## PROVIDED RECORDS

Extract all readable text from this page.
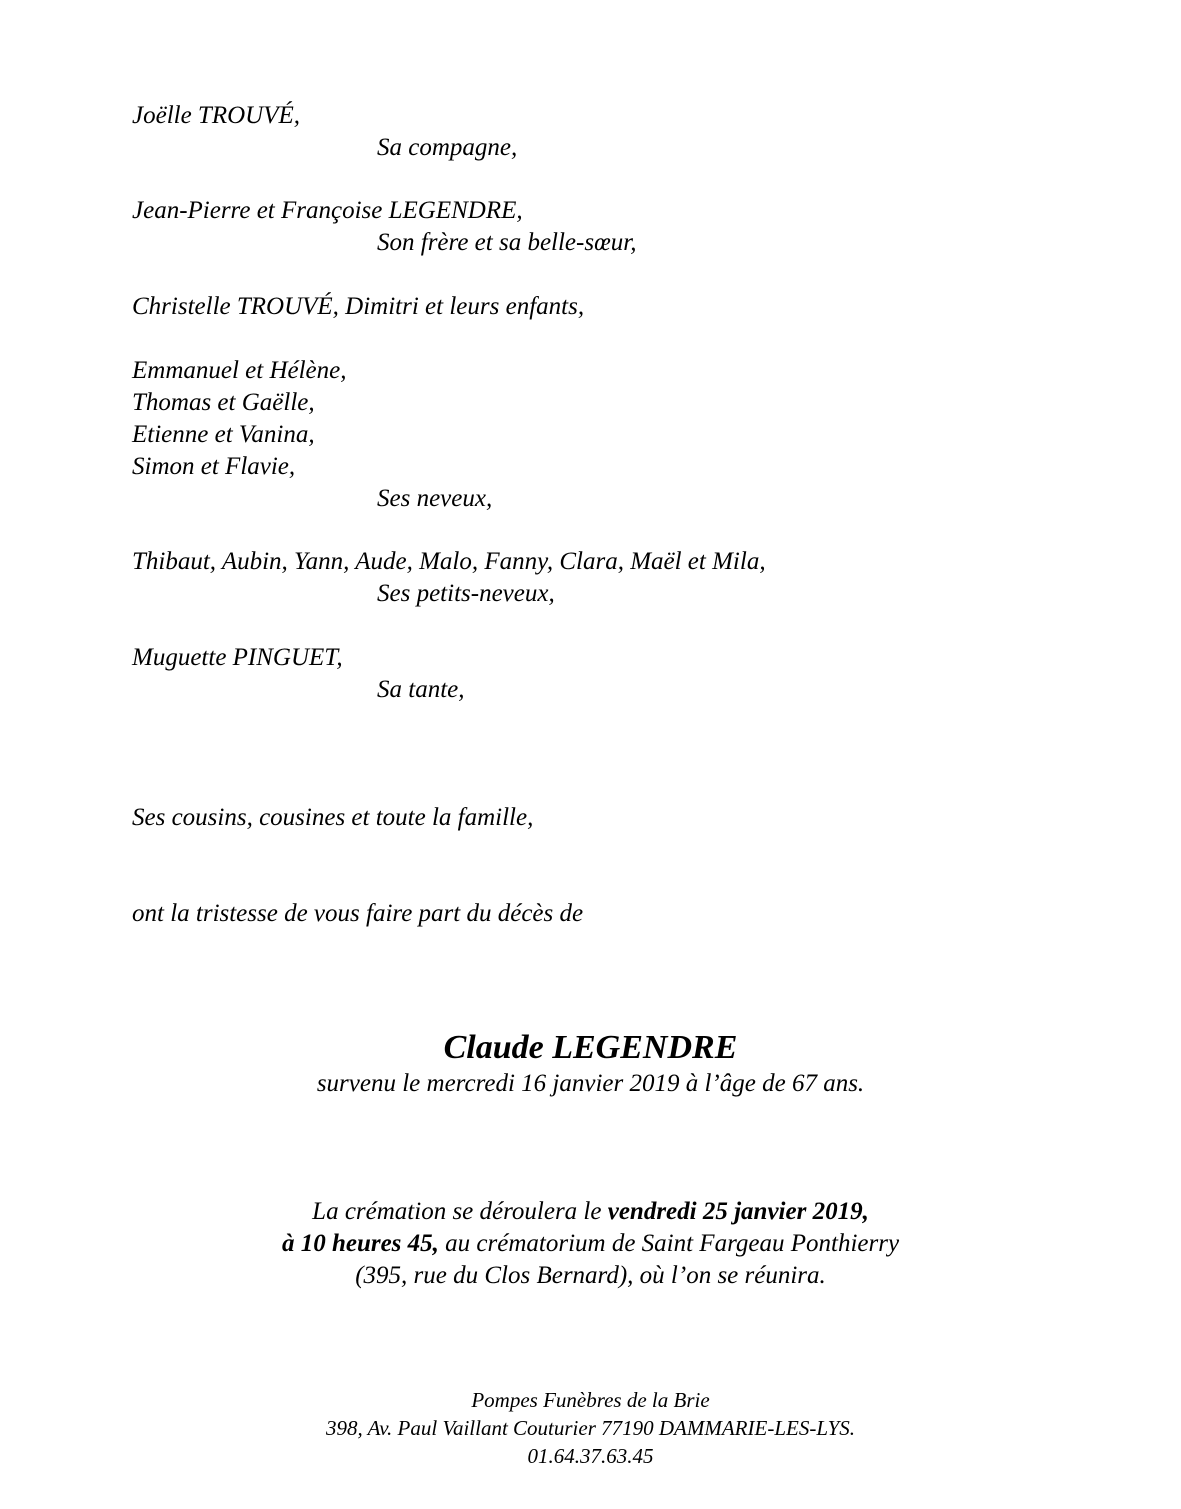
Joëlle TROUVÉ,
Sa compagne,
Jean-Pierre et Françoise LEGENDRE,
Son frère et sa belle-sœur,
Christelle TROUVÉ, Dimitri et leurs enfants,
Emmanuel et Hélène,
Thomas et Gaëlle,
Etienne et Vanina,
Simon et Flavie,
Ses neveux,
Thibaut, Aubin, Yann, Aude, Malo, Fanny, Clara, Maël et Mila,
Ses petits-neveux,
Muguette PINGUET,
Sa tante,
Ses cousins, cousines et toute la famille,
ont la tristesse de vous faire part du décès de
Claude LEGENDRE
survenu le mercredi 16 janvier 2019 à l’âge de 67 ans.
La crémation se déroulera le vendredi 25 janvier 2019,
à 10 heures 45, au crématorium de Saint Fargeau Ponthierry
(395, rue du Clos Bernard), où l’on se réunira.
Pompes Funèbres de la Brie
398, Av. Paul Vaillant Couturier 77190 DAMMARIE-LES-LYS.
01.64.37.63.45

## WHAT THE TASK ASKS
Go through the entries above and output them exactly, without pictures.

## RESULT FOR THIS EXERCISE
Extract all readable text from this page.
Joëlle TROUVÉ,
Sa compagne,
Jean-Pierre et Françoise LEGENDRE,
Son frère et sa belle-sœur,
Christelle TROUVÉ, Dimitri et leurs enfants,
Emmanuel et Hélène,
Thomas et Gaëlle,
Etienne et Vanina,
Simon et Flavie,
Ses neveux,
Thibaut, Aubin, Yann, Aude, Malo, Fanny, Clara, Maël et Mila,
Ses petits-neveux,
Muguette PINGUET,
Sa tante,
Ses cousins, cousines et toute la famille,
ont la tristesse de vous faire part du décès de
Claude LEGENDRE
survenu le mercredi 16 janvier 2019 à l’âge de 67 ans.
La crémation se déroulera le vendredi 25 janvier 2019,
à 10 heures 45, au crématorium de Saint Fargeau Ponthierry
(395, rue du Clos Bernard), où l’on se réunira.
Pompes Funèbres de la Brie
398, Av. Paul Vaillant Couturier 77190 DAMMARIE-LES-LYS.
01.64.37.63.45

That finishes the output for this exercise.